- **Given passage**
------------

NON-CLASSICAL OPTIMIZATION COURSE
Hello and welcome back to this full course on Non-Classical Optimization! In this post we will start with the first algorithm: Hill Climbing! If you are new to this course, you can check out the overview below!
Non-Classical Optimization Algorithms (FULL COURSE) Overview
To start off, what is Hill Climbing? Hill Climbing belongs to the field of local searches, where the goal is to find the minimum or maximum of an objective function. The algorithm is considered a local search as it works by stepping in small steps relative to its current position, hoping to find a better position.
Table of Contents
- Overview and Basic Hill Climber Algorithm
- Common Problems
- Hill Climber Variants
- Building Our Implementation
- Testing Objective Functions
- Code
- Conclusion
Overview and Basic Hill Climber Algorithm
Hill Climber receives its name by being analogous to a hiker climbing to the top of a mountain by stepping towards the next highest part of the mountain. The hiker doesn’t go down the slope of the mountain to get to the top, but takes a step towards to the slope of the mountain such that the next step is higher than the previous in terms of elevation.

------------

- **Records for this exercise**
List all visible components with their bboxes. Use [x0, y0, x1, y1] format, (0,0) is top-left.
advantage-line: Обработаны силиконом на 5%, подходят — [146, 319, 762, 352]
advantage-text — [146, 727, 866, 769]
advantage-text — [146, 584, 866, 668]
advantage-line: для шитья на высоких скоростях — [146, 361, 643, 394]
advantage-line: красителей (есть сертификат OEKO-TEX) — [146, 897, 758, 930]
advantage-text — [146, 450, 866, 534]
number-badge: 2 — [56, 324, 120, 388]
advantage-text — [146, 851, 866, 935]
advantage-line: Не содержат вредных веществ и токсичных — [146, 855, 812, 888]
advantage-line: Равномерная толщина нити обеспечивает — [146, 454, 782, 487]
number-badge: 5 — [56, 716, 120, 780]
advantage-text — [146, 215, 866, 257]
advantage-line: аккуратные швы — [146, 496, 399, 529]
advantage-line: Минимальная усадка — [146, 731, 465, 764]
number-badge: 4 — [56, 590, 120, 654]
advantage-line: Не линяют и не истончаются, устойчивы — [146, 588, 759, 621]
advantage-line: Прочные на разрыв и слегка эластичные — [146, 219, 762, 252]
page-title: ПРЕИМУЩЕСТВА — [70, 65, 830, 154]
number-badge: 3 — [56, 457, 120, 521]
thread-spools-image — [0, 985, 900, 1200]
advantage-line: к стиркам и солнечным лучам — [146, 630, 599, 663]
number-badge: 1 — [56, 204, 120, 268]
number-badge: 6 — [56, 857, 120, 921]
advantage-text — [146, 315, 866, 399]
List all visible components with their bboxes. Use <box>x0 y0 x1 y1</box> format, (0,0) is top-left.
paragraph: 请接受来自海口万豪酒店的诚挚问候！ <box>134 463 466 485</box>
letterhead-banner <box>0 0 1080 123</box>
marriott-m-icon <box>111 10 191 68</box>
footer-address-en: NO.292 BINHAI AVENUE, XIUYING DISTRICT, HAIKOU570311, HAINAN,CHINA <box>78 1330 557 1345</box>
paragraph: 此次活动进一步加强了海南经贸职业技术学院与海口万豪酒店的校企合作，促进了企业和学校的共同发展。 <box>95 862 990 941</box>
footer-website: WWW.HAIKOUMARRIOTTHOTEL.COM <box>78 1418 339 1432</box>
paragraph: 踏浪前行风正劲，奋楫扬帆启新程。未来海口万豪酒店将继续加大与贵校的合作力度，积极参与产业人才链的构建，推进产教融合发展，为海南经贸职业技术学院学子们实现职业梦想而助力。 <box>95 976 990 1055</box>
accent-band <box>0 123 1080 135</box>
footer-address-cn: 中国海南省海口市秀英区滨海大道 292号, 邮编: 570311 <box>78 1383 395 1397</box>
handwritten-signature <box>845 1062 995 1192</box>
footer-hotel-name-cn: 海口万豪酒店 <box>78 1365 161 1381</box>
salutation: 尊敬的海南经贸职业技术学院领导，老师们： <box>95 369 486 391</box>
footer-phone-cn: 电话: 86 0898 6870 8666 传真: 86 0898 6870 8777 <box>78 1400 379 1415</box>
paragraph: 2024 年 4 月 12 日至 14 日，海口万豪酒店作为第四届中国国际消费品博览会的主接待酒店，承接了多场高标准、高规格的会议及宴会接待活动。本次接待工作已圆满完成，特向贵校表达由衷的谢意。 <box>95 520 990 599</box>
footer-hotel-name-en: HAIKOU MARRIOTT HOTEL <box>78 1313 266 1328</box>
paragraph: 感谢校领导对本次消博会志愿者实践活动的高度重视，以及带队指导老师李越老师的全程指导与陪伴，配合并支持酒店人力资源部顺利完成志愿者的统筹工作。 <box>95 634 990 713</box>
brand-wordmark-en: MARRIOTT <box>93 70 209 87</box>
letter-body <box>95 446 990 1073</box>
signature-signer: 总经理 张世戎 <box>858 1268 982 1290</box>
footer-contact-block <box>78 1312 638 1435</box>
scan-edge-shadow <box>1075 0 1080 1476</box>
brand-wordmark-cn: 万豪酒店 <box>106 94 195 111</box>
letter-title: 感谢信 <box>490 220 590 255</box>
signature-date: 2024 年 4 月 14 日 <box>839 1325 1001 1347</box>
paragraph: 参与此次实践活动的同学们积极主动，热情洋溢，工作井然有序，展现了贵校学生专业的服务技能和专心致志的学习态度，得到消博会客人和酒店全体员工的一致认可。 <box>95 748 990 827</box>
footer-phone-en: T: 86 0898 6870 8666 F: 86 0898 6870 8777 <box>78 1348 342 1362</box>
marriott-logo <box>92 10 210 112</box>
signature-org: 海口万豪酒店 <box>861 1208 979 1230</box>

------------

- **Exercise requirements**
a - Copy the stretch of the records from their first line through the line containing "advantage-line: Не линяют", keeping every character unchanged.
b - Continue the page on Hill Climbing from its last sentence.
The records and the text were taken from unrelated sources.

- **Solved problems**
a -
List all visible components with their bboxes. Use [x0, y0, x1, y1] format, (0,0) is top-left.
advantage-line: Обработаны силиконом на 5%, подходят — [146, 319, 762, 352]
advantage-text — [146, 727, 866, 769]
advantage-text — [146, 584, 866, 668]
advantage-line: для шитья на высоких скоростях — [146, 361, 643, 394]
advantage-line: красителей (есть сертификат OEKO-TEX) — [146, 897, 758, 930]
advantage-text — [146, 450, 866, 534]
number-badge: 2 — [56, 324, 120, 388]
advantage-text — [146, 851, 866, 935]
advantage-line: Не содержат вредных веществ и токсичных — [146, 855, 812, 888]
advantage-line: Равномерная толщина нити обеспечивает — [146, 454, 782, 487]
number-badge: 5 — [56, 716, 120, 780]
advantage-text — [146, 215, 866, 257]
advantage-line: аккуратные швы — [146, 496, 399, 529]
advantage-line: Минимальная усадка — [146, 731, 465, 764]
number-badge: 4 — [56, 590, 120, 654]
advantage-line: Не линяют и не истончаются, устойчивы — [146, 588, 759, 621]

b -
We can take this idea to the field of optimization by stepping in different directions from the current position, and moving towards the direction that maximizes the objective function (or minimizes in terms of minimization)! Because Hill Climber always moves towards the position that is better or equal to the current position, Hill Climber is considered as a greedy algorithm. For example, if we are given the two-dimensional problem below:

Our goal is to find the maximum point, which occurs at (0,0). How Hill Climber works to find the maximum point? First we choose a random initial point, take a step in every possible direction, and move into the position that has the highest function value. For this problem, we have eight possible moves for every position. Two for moving in the x direction only (both positively and negatively); two for moving in the y direction only (both positively and negatively); and four for moving in the x direction (both positively and negatively) and in the y direction (both positively and negatively). After we test these next eight positions, we choose the position such that it is the best. Depicted below on the left hand side is this exact scenario. We have our initial point in red, where the eight colored points around are possible directions to step towards. However, note that the direction stepped towards is the yellow upper left point as that yielded the best value. We simply repeat this process until convergence. On the right hand side we have an initial
For example, take the picture on the lower left hand side below. Our initial point is the red point. We can see the steps taken by Hill Climber in the blue vectors before the final global maximum was reached at the blue point.


The basic Hill-Climber Algorithm can be depicted below. First, we randomly choose an initial state, then we select the different variables to step towards, the step sizes, and then test all the generated new positions. After testing, we select the best position to step into and restart the process. Termination occurs when our algorithm has either reached a user-defined maximum number of iterations or when the algorithm stagnates/convergences: when the current position does not change after a specified number of iterations.

Common Problems
When implementing the basic version of the algorithm, three common issues arise:
- For multi-dimensional problems, how many variables do we choose to test before stepping into?
- What should the step size be in each direction?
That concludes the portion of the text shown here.